Extracted records
========================================

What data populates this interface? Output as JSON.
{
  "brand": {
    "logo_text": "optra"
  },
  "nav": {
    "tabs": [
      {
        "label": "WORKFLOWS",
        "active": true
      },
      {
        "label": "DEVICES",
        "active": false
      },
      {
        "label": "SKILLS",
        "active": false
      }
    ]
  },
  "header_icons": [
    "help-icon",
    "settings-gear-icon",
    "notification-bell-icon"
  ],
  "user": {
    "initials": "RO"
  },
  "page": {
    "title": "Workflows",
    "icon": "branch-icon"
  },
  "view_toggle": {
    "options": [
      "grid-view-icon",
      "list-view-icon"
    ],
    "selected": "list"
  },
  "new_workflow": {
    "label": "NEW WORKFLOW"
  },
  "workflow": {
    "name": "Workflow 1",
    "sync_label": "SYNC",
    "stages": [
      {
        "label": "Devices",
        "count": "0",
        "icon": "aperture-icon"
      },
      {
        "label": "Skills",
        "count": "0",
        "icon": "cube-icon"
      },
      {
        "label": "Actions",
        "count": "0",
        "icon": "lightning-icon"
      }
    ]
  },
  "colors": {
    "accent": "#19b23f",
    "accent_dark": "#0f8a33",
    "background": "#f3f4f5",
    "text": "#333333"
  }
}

========================================

TASK DETAILS → Write every record out again, unaltered.

RESULT OF THIS TASK →
What data populates this interface? Output as JSON.
{
  "brand": {
    "logo_text": "optra"
  },
  "nav": {
    "tabs": [
      {
        "label": "WORKFLOWS",
        "active": true
      },
      {
        "label": "DEVICES",
        "active": false
      },
      {
        "label": "SKILLS",
        "active": false
      }
    ]
  },
  "header_icons": [
    "help-icon",
    "settings-gear-icon",
    "notification-bell-icon"
  ],
  "user": {
    "initials": "RO"
  },
  "page": {
    "title": "Workflows",
    "icon": "branch-icon"
  },
  "view_toggle": {
    "options": [
      "grid-view-icon",
      "list-view-icon"
    ],
    "selected": "list"
  },
  "new_workflow": {
    "label": "NEW WORKFLOW"
  },
  "workflow": {
    "name": "Workflow 1",
    "sync_label": "SYNC",
    "stages": [
      {
        "label": "Devices",
        "count": "0",
        "icon": "aperture-icon"
      },
      {
        "label": "Skills",
        "count": "0",
        "icon": "cube-icon"
      },
      {
        "label": "Actions",
        "count": "0",
        "icon": "lightning-icon"
      }
    ]
  },
  "colors": {
    "accent": "#19b23f",
    "accent_dark": "#0f8a33",
    "background": "#f3f4f5",
    "text": "#333333"
  }
}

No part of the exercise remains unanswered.